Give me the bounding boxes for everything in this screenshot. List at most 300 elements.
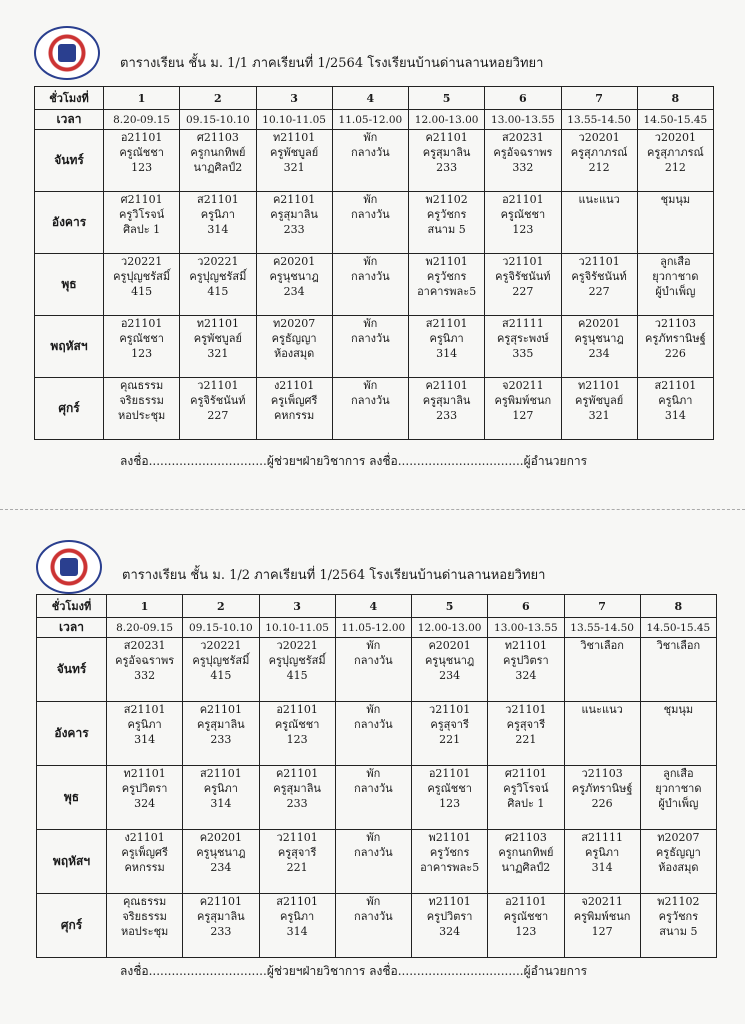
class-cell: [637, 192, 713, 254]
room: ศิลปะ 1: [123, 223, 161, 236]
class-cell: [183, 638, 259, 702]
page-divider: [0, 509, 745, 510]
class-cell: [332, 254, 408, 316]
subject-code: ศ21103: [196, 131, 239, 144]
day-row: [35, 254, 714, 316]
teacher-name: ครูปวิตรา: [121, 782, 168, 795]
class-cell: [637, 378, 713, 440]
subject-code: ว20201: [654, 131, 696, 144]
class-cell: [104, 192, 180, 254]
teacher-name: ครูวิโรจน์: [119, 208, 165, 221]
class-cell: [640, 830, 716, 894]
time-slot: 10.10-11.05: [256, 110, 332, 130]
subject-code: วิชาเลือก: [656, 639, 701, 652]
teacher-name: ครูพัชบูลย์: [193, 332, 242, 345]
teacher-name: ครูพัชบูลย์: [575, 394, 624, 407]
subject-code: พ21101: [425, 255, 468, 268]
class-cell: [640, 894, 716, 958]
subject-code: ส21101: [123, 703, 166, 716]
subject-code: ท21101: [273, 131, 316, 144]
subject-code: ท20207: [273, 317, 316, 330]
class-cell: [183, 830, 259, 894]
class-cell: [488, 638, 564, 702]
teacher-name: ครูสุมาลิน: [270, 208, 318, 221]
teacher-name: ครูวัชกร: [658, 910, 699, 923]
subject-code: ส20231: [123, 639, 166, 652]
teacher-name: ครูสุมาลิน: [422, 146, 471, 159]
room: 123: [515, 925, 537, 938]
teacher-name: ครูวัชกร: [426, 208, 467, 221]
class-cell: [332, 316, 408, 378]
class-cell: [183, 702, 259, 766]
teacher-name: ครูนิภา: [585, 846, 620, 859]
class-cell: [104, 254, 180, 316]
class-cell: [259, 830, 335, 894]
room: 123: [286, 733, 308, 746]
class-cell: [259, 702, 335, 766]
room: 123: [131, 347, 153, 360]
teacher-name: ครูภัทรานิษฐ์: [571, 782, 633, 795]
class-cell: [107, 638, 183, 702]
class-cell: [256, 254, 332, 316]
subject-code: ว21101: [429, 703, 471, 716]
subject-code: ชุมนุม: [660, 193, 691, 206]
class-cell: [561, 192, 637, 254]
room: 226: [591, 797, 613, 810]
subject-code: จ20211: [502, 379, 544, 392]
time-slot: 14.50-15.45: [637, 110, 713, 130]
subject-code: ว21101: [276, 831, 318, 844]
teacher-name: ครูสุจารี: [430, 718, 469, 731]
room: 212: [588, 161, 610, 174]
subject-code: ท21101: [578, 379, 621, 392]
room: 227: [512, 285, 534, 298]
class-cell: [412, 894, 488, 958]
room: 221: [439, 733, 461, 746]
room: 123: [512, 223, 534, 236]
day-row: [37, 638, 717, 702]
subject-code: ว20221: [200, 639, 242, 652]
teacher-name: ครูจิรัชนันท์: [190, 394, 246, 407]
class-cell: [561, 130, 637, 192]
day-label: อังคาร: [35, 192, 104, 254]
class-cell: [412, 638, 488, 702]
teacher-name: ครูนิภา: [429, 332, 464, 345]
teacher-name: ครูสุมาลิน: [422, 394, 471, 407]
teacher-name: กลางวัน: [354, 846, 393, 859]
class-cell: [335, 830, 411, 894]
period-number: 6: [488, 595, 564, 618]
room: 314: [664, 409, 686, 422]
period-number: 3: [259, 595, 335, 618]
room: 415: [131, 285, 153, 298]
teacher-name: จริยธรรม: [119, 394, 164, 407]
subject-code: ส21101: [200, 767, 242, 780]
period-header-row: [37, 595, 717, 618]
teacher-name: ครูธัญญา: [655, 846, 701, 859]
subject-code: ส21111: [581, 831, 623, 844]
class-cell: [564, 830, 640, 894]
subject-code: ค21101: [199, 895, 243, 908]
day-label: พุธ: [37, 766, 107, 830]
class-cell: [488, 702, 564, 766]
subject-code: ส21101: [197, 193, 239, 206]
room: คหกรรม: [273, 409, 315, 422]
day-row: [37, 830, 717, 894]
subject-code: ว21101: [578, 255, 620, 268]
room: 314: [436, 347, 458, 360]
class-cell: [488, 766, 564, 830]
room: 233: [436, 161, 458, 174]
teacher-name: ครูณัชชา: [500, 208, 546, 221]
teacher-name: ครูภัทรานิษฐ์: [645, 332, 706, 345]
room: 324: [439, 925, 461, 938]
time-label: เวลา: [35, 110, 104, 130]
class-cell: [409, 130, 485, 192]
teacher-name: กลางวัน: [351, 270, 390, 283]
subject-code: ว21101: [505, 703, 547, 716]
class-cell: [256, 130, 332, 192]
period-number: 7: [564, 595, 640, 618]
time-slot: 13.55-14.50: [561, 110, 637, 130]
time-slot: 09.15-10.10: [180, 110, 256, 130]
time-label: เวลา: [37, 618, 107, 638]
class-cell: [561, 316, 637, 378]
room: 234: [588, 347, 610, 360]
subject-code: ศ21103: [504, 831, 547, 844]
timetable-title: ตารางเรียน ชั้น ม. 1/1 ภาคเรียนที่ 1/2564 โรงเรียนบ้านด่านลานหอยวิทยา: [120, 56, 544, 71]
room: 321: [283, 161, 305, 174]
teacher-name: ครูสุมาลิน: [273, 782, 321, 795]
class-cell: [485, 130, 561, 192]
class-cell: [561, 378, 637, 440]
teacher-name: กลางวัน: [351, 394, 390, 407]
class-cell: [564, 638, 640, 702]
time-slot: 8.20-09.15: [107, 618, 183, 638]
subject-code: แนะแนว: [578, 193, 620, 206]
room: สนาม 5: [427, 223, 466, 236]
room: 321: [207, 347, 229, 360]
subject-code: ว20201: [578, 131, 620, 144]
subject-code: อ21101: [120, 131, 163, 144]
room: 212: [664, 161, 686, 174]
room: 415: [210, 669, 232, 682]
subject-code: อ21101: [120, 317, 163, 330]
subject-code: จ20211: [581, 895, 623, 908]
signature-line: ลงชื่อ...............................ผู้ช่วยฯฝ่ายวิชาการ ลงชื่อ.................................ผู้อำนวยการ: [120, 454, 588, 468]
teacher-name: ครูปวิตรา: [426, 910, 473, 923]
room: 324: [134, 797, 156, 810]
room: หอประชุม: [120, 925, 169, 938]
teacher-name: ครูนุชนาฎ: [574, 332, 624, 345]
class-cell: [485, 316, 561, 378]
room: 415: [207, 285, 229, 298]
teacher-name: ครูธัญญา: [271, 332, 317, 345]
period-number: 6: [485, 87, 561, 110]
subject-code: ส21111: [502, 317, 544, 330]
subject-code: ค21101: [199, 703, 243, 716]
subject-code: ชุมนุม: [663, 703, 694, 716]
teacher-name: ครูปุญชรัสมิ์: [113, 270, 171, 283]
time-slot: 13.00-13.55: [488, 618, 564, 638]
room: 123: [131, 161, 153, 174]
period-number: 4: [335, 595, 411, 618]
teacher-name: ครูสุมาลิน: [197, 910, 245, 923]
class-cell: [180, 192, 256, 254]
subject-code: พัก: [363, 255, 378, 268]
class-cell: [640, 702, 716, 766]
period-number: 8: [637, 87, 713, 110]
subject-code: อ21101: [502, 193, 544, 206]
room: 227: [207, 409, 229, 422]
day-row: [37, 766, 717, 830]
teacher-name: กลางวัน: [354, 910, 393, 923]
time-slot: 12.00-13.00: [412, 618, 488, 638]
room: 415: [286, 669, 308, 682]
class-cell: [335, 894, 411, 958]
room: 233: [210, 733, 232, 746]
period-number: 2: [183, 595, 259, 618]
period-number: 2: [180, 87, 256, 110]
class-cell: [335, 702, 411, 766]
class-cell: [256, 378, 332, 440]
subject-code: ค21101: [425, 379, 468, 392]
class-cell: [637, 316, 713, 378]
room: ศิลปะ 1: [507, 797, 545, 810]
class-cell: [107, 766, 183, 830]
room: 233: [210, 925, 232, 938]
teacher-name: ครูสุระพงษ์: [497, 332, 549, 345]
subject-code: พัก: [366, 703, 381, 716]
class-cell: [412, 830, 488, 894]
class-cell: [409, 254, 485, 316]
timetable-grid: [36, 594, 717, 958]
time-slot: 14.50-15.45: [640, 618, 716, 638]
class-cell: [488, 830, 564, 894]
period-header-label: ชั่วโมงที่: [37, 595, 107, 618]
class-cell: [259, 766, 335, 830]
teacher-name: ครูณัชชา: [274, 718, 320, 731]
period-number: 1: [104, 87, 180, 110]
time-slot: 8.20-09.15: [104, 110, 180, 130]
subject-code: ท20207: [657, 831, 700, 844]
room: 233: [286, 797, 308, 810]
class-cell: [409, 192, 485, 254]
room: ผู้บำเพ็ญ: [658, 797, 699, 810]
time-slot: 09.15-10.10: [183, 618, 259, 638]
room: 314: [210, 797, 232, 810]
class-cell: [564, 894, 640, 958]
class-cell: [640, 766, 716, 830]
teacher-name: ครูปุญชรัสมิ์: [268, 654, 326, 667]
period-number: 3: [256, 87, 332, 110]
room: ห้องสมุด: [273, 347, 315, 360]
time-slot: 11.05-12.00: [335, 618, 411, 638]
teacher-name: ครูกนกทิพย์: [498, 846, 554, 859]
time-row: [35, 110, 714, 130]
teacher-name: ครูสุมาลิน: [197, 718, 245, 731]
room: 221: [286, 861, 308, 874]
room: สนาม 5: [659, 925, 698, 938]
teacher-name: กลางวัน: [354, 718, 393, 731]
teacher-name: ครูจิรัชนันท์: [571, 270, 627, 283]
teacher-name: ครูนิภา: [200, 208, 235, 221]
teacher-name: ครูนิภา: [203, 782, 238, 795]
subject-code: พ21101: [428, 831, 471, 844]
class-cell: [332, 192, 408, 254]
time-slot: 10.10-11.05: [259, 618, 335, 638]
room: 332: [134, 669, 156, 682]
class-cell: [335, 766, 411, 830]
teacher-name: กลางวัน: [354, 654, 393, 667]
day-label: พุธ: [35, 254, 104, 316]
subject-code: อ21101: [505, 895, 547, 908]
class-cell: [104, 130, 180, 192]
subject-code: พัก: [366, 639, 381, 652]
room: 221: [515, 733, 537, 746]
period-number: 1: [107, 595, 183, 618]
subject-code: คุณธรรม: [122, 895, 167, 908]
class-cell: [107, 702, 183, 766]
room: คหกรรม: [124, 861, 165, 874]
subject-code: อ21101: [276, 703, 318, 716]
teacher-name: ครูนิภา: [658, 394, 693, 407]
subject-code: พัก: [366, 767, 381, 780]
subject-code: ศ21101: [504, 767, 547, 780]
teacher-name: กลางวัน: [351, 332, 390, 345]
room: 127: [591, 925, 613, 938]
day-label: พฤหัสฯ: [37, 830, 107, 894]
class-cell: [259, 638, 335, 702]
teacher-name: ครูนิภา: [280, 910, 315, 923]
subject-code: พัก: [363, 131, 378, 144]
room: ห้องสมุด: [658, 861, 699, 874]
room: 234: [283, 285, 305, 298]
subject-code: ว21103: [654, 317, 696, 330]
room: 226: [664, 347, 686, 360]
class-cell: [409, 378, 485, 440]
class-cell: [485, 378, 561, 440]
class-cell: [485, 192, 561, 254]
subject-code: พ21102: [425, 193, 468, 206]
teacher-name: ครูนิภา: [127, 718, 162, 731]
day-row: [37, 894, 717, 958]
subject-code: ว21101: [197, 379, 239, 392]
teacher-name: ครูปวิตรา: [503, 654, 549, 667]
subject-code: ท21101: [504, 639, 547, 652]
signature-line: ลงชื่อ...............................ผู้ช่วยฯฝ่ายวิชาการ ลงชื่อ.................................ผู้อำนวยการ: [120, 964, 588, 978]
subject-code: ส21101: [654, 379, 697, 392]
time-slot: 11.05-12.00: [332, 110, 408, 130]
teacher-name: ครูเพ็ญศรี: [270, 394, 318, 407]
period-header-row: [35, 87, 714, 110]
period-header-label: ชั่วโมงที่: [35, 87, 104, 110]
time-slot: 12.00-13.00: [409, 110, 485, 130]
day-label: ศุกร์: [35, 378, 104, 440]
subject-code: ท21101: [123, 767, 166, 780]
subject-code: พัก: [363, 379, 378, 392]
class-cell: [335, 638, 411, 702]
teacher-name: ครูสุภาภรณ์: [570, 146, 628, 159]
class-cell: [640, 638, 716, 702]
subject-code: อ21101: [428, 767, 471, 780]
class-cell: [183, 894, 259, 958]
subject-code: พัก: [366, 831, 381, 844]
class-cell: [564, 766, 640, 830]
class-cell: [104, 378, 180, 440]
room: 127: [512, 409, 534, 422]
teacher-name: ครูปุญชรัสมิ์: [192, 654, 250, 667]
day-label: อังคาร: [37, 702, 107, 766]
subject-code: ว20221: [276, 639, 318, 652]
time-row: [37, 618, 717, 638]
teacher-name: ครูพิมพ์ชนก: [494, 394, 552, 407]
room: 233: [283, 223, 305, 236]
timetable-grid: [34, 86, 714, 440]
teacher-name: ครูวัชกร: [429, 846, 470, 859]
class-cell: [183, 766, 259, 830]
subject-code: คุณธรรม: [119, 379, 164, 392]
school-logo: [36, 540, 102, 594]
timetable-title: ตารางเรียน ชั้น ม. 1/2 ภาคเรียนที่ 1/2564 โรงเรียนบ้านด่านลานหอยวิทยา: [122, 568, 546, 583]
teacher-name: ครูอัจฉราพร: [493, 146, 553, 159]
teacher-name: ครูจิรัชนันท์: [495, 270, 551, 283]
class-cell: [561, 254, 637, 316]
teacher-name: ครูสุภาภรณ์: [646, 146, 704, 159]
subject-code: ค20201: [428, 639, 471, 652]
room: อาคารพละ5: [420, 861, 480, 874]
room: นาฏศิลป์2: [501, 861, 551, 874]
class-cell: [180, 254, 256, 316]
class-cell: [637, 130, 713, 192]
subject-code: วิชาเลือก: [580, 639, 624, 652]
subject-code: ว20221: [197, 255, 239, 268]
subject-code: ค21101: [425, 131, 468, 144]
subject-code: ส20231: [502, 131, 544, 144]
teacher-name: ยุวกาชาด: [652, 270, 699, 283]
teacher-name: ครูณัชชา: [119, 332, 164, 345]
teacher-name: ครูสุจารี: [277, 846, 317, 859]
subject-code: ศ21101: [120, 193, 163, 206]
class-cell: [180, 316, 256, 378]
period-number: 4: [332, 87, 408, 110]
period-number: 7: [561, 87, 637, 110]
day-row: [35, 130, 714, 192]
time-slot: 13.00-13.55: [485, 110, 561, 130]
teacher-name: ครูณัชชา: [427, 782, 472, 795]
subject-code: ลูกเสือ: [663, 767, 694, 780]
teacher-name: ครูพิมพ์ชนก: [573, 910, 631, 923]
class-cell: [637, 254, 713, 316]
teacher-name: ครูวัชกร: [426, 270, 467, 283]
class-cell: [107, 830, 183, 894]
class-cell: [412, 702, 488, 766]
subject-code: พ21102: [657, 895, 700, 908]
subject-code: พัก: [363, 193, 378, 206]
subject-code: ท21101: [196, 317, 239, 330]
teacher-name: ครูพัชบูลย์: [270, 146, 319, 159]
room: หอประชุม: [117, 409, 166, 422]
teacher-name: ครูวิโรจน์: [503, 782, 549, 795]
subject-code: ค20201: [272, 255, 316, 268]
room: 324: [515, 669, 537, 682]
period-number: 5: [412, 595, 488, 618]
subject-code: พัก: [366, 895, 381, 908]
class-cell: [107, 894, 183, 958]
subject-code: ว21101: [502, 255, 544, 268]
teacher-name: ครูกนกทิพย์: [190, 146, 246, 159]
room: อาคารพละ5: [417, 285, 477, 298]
______
PROBLEM TO SOLVE:
Please copy out the records verbatim, beginning with the line that contains "class-cell: [637, 192, 713, 254]" and stopping after the line that contains "class-cell: [104, 192, 180, 254]".

RIGHT ANSWER:
class-cell: [637, 192, 713, 254]
room: ศิลปะ 1: [123, 223, 161, 236]
class-cell: [183, 638, 259, 702]
page-divider: [0, 509, 745, 510]
class-cell: [332, 254, 408, 316]
subject-code: ศ21103: [196, 131, 239, 144]
day-row: [35, 254, 714, 316]
teacher-name: ครูปวิตรา: [121, 782, 168, 795]
class-cell: [637, 378, 713, 440]
subject-code: ว20201: [654, 131, 696, 144]
class-cell: [104, 192, 180, 254]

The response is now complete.